▶ WORK REQUEST:
Reproduce all the data verbatim.

** Opening TASK INPUTS block **

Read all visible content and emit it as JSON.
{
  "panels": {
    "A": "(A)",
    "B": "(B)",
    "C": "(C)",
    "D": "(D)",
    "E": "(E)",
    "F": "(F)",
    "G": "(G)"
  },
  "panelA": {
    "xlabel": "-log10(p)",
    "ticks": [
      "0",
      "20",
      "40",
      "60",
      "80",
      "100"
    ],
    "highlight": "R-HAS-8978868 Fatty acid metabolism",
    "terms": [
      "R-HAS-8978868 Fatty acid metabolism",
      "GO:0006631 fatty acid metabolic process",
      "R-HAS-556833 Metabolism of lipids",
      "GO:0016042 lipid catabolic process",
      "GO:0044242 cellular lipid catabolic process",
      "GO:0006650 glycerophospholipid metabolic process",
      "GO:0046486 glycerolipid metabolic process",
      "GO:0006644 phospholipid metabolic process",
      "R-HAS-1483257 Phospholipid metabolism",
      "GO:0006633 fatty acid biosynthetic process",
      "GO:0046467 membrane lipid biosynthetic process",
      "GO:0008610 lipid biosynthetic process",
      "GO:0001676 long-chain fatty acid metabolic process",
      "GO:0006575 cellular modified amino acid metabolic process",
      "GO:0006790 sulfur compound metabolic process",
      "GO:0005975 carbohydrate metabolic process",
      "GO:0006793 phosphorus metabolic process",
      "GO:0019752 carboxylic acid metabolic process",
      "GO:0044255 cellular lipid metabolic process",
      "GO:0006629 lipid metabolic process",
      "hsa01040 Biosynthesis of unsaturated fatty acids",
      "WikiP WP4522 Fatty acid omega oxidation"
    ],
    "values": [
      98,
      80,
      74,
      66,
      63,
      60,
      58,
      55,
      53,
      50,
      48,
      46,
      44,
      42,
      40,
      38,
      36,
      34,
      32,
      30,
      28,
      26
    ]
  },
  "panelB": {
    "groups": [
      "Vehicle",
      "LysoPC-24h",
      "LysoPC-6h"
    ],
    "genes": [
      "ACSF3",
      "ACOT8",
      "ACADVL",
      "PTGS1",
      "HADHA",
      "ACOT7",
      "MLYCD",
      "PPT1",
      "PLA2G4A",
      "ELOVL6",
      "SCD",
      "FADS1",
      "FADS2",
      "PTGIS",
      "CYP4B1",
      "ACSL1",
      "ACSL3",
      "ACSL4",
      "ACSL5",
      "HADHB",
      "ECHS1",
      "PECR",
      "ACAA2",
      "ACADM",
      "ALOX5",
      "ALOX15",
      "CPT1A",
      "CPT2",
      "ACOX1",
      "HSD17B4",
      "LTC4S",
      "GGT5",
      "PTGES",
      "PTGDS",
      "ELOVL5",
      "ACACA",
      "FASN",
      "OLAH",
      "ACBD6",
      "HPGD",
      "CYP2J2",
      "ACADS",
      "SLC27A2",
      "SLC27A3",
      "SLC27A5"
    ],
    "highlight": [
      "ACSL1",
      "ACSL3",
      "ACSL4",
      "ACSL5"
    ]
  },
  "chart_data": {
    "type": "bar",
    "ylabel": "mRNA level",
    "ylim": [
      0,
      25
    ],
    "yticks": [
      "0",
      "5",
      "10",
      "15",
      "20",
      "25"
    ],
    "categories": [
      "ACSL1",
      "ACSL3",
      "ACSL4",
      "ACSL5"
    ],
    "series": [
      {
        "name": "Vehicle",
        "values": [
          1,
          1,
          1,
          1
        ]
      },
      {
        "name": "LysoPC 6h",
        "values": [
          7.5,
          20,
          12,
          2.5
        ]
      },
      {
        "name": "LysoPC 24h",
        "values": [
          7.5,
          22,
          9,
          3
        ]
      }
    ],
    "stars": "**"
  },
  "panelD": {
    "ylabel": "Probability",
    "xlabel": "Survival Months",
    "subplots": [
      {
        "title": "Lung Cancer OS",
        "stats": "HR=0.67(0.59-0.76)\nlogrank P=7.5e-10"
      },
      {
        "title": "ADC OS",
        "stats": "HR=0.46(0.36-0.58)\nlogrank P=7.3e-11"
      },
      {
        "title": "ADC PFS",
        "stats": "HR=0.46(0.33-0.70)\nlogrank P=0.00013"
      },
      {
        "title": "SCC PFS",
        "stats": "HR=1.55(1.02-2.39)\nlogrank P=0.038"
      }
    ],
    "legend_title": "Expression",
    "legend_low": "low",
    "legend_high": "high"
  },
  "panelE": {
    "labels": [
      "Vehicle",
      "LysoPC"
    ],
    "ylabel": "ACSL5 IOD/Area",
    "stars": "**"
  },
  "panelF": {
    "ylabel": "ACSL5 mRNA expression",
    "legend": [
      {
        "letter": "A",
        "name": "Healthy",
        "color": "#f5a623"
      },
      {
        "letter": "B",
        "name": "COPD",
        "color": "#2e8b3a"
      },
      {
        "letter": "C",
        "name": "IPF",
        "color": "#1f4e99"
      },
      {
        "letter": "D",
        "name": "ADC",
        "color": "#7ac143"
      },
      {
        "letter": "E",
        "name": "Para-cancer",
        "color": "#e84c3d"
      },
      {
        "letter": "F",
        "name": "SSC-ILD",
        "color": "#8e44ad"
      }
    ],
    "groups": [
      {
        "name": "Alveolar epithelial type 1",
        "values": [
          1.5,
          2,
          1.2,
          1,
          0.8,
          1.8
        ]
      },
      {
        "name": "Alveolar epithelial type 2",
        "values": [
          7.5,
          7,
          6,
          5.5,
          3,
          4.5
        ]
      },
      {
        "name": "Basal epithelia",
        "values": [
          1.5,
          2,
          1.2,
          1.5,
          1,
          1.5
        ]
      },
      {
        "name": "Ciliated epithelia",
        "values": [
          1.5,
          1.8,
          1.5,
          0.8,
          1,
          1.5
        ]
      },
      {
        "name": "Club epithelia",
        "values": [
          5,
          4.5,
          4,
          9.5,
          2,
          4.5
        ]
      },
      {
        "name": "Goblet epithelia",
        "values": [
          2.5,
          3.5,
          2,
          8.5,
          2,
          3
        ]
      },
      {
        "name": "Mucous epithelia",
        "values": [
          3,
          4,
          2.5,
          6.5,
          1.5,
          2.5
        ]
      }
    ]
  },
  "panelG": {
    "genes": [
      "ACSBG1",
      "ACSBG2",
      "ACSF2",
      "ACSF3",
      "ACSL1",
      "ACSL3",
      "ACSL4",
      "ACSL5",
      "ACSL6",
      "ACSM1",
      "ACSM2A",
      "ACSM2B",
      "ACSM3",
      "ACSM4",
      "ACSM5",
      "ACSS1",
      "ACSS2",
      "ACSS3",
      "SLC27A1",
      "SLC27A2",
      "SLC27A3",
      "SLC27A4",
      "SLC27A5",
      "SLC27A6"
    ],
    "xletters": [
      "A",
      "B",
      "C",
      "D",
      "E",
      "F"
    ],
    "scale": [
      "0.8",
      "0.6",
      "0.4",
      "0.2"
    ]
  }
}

** Closing TASK INPUTS block **

▶ RESPONSE AREA:
Read all visible content and emit it as JSON.
{
  "panels": {
    "A": "(A)",
    "B": "(B)",
    "C": "(C)",
    "D": "(D)",
    "E": "(E)",
    "F": "(F)",
    "G": "(G)"
  },
  "panelA": {
    "xlabel": "-log10(p)",
    "ticks": [
      "0",
      "20",
      "40",
      "60",
      "80",
      "100"
    ],
    "highlight": "R-HAS-8978868 Fatty acid metabolism",
    "terms": [
      "R-HAS-8978868 Fatty acid metabolism",
      "GO:0006631 fatty acid metabolic process",
      "R-HAS-556833 Metabolism of lipids",
      "GO:0016042 lipid catabolic process",
      "GO:0044242 cellular lipid catabolic process",
      "GO:0006650 glycerophospholipid metabolic process",
      "GO:0046486 glycerolipid metabolic process",
      "GO:0006644 phospholipid metabolic process",
      "R-HAS-1483257 Phospholipid metabolism",
      "GO:0006633 fatty acid biosynthetic process",
      "GO:0046467 membrane lipid biosynthetic process",
      "GO:0008610 lipid biosynthetic process",
      "GO:0001676 long-chain fatty acid metabolic process",
      "GO:0006575 cellular modified amino acid metabolic process",
      "GO:0006790 sulfur compound metabolic process",
      "GO:0005975 carbohydrate metabolic process",
      "GO:0006793 phosphorus metabolic process",
      "GO:0019752 carboxylic acid metabolic process",
      "GO:0044255 cellular lipid metabolic process",
      "GO:0006629 lipid metabolic process",
      "hsa01040 Biosynthesis of unsaturated fatty acids",
      "WikiP WP4522 Fatty acid omega oxidation"
    ],
    "values": [
      98,
      80,
      74,
      66,
      63,
      60,
      58,
      55,
      53,
      50,
      48,
      46,
      44,
      42,
      40,
      38,
      36,
      34,
      32,
      30,
      28,
      26
    ]
  },
  "panelB": {
    "groups": [
      "Vehicle",
      "LysoPC-24h",
      "LysoPC-6h"
    ],
    "genes": [
      "ACSF3",
      "ACOT8",
      "ACADVL",
      "PTGS1",
      "HADHA",
      "ACOT7",
      "MLYCD",
      "PPT1",
      "PLA2G4A",
      "ELOVL6",
      "SCD",
      "FADS1",
      "FADS2",
      "PTGIS",
      "CYP4B1",
      "ACSL1",
      "ACSL3",
      "ACSL4",
      "ACSL5",
      "HADHB",
      "ECHS1",
      "PECR",
      "ACAA2",
      "ACADM",
      "ALOX5",
      "ALOX15",
      "CPT1A",
      "CPT2",
      "ACOX1",
      "HSD17B4",
      "LTC4S",
      "GGT5",
      "PTGES",
      "PTGDS",
      "ELOVL5",
      "ACACA",
      "FASN",
      "OLAH",
      "ACBD6",
      "HPGD",
      "CYP2J2",
      "ACADS",
      "SLC27A2",
      "SLC27A3",
      "SLC27A5"
    ],
    "highlight": [
      "ACSL1",
      "ACSL3",
      "ACSL4",
      "ACSL5"
    ]
  },
  "chart_data": {
    "type": "bar",
    "ylabel": "mRNA level",
    "ylim": [
      0,
      25
    ],
    "yticks": [
      "0",
      "5",
      "10",
      "15",
      "20",
      "25"
    ],
    "categories": [
      "ACSL1",
      "ACSL3",
      "ACSL4",
      "ACSL5"
    ],
    "series": [
      {
        "name": "Vehicle",
        "values": [
          1,
          1,
          1,
          1
        ]
      },
      {
        "name": "LysoPC 6h",
        "values": [
          7.5,
          20,
          12,
          2.5
        ]
      },
      {
        "name": "LysoPC 24h",
        "values": [
          7.5,
          22,
          9,
          3
        ]
      }
    ],
    "stars": "**"
  },
  "panelD": {
    "ylabel": "Probability",
    "xlabel": "Survival Months",
    "subplots": [
      {
        "title": "Lung Cancer OS",
        "stats": "HR=0.67(0.59-0.76)\nlogrank P=7.5e-10"
      },
      {
        "title": "ADC OS",
        "stats": "HR=0.46(0.36-0.58)\nlogrank P=7.3e-11"
      },
      {
        "title": "ADC PFS",
        "stats": "HR=0.46(0.33-0.70)\nlogrank P=0.00013"
      },
      {
        "title": "SCC PFS",
        "stats": "HR=1.55(1.02-2.39)\nlogrank P=0.038"
      }
    ],
    "legend_title": "Expression",
    "legend_low": "low",
    "legend_high": "high"
  },
  "panelE": {
    "labels": [
      "Vehicle",
      "LysoPC"
    ],
    "ylabel": "ACSL5 IOD/Area",
    "stars": "**"
  },
  "panelF": {
    "ylabel": "ACSL5 mRNA expression",
    "legend": [
      {
        "letter": "A",
        "name": "Healthy",
        "color": "#f5a623"
      },
      {
        "letter": "B",
        "name": "COPD",
        "color": "#2e8b3a"
      },
      {
        "letter": "C",
        "name": "IPF",
        "color": "#1f4e99"
      },
      {
        "letter": "D",
        "name": "ADC",
        "color": "#7ac143"
      },
      {
        "letter": "E",
        "name": "Para-cancer",
        "color": "#e84c3d"
      },
      {
        "letter": "F",
        "name": "SSC-ILD",
        "color": "#8e44ad"
      }
    ],
    "groups": [
      {
        "name": "Alveolar epithelial type 1",
        "values": [
          1.5,
          2,
          1.2,
          1,
          0.8,
          1.8
        ]
      },
      {
        "name": "Alveolar epithelial type 2",
        "values": [
          7.5,
          7,
          6,
          5.5,
          3,
          4.5
        ]
      },
      {
        "name": "Basal epithelia",
        "values": [
          1.5,
          2,
          1.2,
          1.5,
          1,
          1.5
        ]
      },
      {
        "name": "Ciliated epithelia",
        "values": [
          1.5,
          1.8,
          1.5,
          0.8,
          1,
          1.5
        ]
      },
      {
        "name": "Club epithelia",
        "values": [
          5,
          4.5,
          4,
          9.5,
          2,
          4.5
        ]
      },
      {
        "name": "Goblet epithelia",
        "values": [
          2.5,
          3.5,
          2,
          8.5,
          2,
          3
        ]
      },
      {
        "name": "Mucous epithelia",
        "values": [
          3,
          4,
          2.5,
          6.5,
          1.5,
          2.5
        ]
      }
    ]
  },
  "panelG": {
    "genes": [
      "ACSBG1",
      "ACSBG2",
      "ACSF2",
      "ACSF3",
      "ACSL1",
      "ACSL3",
      "ACSL4",
      "ACSL5",
      "ACSL6",
      "ACSM1",
      "ACSM2A",
      "ACSM2B",
      "ACSM3",
      "ACSM4",
      "ACSM5",
      "ACSS1",
      "ACSS2",
      "ACSS3",
      "SLC27A1",
      "SLC27A2",
      "SLC27A3",
      "SLC27A4",
      "SLC27A5",
      "SLC27A6"
    ],
    "xletters": [
      "A",
      "B",
      "C",
      "D",
      "E",
      "F"
    ],
    "scale": [
      "0.8",
      "0.6",
      "0.4",
      "0.2"
    ]
  }
}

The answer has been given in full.